**Task prompt**
Identify, in the records below, every line where the string "name" appears, and copy each such line.

**Records from a collection**
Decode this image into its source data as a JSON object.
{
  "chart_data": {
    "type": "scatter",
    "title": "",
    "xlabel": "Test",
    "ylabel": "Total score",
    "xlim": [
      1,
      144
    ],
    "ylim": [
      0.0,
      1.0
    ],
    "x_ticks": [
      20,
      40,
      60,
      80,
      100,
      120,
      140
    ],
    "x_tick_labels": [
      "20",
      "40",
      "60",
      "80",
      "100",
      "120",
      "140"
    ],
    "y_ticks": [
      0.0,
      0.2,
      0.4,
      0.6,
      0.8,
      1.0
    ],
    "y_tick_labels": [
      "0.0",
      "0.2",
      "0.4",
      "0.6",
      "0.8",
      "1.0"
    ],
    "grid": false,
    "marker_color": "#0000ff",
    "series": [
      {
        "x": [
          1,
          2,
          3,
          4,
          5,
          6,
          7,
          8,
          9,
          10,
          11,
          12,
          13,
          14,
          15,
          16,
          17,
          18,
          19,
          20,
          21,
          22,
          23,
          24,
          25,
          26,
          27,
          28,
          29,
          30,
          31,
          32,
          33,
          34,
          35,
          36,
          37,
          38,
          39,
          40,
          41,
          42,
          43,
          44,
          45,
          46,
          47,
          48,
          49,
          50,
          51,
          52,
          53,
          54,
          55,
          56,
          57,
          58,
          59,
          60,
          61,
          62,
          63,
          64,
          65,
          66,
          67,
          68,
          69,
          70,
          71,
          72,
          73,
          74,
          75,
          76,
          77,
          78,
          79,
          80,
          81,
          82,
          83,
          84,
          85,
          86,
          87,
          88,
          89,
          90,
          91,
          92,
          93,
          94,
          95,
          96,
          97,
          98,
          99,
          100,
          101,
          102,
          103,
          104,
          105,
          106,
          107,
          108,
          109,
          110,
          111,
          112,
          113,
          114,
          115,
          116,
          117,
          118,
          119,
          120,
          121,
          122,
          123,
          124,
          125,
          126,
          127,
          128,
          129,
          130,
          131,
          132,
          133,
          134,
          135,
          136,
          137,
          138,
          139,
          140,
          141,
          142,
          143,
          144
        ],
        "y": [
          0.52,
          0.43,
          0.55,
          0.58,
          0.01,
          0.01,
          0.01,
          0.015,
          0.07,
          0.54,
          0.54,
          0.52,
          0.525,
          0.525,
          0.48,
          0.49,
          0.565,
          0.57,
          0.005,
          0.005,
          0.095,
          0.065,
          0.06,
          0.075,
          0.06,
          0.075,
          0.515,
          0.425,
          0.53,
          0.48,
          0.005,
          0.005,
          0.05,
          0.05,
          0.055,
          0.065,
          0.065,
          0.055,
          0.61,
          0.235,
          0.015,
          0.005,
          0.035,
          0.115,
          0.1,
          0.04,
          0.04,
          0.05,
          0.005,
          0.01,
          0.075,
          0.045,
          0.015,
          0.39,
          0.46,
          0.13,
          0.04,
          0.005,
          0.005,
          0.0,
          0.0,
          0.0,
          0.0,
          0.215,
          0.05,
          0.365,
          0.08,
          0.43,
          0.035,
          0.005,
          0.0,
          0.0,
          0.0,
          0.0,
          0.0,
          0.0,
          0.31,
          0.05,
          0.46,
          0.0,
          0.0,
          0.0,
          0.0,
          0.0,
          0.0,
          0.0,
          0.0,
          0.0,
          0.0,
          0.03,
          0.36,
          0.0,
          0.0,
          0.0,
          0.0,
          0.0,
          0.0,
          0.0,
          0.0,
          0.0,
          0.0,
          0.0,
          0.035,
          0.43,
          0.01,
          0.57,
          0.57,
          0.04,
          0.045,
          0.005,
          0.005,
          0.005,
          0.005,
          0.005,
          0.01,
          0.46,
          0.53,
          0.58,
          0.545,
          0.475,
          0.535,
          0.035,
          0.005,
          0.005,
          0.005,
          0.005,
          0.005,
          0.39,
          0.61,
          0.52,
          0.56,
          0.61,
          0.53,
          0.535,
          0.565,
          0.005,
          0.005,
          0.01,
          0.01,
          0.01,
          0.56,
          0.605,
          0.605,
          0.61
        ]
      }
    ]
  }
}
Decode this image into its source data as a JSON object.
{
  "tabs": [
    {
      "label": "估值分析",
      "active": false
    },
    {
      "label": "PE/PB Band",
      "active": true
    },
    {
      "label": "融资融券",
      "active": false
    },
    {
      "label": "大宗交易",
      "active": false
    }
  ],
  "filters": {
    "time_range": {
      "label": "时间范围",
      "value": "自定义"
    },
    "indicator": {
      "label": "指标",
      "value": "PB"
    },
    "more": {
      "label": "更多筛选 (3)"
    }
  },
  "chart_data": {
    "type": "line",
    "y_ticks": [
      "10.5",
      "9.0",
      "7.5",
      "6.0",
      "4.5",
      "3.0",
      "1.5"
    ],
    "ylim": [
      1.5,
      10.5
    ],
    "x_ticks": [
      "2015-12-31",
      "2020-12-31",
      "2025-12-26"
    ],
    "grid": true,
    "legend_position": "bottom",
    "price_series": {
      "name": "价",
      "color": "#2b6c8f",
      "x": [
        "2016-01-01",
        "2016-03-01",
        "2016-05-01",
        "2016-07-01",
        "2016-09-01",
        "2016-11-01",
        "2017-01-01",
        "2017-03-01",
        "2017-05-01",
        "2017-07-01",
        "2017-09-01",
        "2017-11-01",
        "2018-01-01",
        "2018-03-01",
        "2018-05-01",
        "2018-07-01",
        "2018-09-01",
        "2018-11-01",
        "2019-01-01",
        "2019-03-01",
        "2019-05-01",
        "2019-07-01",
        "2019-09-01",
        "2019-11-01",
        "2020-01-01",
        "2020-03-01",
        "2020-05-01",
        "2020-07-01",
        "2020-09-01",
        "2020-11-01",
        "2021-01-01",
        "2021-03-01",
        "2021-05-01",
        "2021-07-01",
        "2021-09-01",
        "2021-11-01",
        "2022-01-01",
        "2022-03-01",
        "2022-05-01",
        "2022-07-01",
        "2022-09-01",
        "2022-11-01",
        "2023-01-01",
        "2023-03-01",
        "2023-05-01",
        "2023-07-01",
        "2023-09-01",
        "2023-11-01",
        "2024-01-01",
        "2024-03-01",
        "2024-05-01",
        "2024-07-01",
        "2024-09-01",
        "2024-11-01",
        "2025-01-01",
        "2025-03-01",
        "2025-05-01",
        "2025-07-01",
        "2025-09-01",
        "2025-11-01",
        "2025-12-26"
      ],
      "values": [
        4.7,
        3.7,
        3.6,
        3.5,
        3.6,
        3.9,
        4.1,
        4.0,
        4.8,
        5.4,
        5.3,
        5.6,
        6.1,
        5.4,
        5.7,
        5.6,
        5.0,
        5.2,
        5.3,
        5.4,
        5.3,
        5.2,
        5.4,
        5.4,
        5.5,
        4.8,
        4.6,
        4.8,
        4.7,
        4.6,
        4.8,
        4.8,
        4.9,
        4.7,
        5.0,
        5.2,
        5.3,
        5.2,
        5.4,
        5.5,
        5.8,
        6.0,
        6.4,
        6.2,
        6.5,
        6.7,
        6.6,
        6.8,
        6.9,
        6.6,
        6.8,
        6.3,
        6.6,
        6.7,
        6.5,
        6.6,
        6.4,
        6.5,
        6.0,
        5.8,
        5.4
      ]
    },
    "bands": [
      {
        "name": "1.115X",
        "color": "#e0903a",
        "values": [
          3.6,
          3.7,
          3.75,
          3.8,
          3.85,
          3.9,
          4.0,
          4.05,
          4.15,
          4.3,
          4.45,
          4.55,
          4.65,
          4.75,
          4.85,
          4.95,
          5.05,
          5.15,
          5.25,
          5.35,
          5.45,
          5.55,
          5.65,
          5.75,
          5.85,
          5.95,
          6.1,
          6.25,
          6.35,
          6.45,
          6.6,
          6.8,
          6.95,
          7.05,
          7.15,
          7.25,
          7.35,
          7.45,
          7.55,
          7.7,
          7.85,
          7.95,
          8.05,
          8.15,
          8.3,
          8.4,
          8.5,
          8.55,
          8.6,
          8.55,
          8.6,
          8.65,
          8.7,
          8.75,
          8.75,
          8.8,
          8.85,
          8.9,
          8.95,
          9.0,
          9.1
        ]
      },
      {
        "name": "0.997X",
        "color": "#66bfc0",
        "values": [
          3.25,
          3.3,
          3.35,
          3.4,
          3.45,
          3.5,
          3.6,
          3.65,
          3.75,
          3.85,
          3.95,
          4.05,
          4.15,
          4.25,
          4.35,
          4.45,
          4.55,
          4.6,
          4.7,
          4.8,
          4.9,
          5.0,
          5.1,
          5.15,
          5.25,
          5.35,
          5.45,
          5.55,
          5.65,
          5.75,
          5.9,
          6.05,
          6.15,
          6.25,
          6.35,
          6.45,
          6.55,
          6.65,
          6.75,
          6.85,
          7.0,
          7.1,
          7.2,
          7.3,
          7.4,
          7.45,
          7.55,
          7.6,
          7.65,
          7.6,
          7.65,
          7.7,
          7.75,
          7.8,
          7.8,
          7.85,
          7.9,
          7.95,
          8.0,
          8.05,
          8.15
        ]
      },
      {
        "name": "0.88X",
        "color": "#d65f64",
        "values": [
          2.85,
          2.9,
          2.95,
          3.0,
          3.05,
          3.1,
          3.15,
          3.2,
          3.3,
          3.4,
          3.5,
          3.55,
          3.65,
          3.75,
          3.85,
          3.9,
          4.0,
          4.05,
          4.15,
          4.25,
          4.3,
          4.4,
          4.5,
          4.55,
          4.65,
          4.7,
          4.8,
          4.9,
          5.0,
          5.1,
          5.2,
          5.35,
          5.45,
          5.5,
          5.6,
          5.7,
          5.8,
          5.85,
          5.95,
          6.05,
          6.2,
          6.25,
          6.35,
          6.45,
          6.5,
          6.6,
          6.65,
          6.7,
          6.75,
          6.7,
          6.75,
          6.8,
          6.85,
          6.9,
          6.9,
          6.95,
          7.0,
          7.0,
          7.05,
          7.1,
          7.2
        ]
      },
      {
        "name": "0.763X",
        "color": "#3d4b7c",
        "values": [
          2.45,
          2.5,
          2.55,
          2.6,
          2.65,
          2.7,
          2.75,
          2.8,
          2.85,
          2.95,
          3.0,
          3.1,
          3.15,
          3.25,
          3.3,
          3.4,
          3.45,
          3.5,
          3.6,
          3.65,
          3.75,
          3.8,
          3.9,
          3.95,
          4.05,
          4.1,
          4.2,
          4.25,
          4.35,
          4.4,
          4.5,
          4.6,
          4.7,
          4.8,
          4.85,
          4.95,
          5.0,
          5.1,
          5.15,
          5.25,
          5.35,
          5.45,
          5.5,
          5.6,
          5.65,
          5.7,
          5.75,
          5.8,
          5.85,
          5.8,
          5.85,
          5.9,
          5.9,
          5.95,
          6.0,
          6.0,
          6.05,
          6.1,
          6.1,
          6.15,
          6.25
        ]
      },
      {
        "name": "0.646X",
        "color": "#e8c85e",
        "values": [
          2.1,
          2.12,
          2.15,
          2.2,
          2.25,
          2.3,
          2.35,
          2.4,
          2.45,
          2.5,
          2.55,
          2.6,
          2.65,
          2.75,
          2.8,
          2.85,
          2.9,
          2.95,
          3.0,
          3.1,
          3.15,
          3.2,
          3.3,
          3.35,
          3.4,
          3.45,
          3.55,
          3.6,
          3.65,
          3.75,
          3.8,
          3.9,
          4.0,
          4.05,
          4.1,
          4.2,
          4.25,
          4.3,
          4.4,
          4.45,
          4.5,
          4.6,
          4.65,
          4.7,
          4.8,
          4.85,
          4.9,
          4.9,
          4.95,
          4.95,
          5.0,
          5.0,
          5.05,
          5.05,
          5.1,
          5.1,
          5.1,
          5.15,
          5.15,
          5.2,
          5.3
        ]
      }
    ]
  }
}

**In response**
      "name": "价",
        "name": "1.115X",
        "name": "0.997X",
        "name": "0.88X",
        "name": "0.763X",
        "name": "0.646X",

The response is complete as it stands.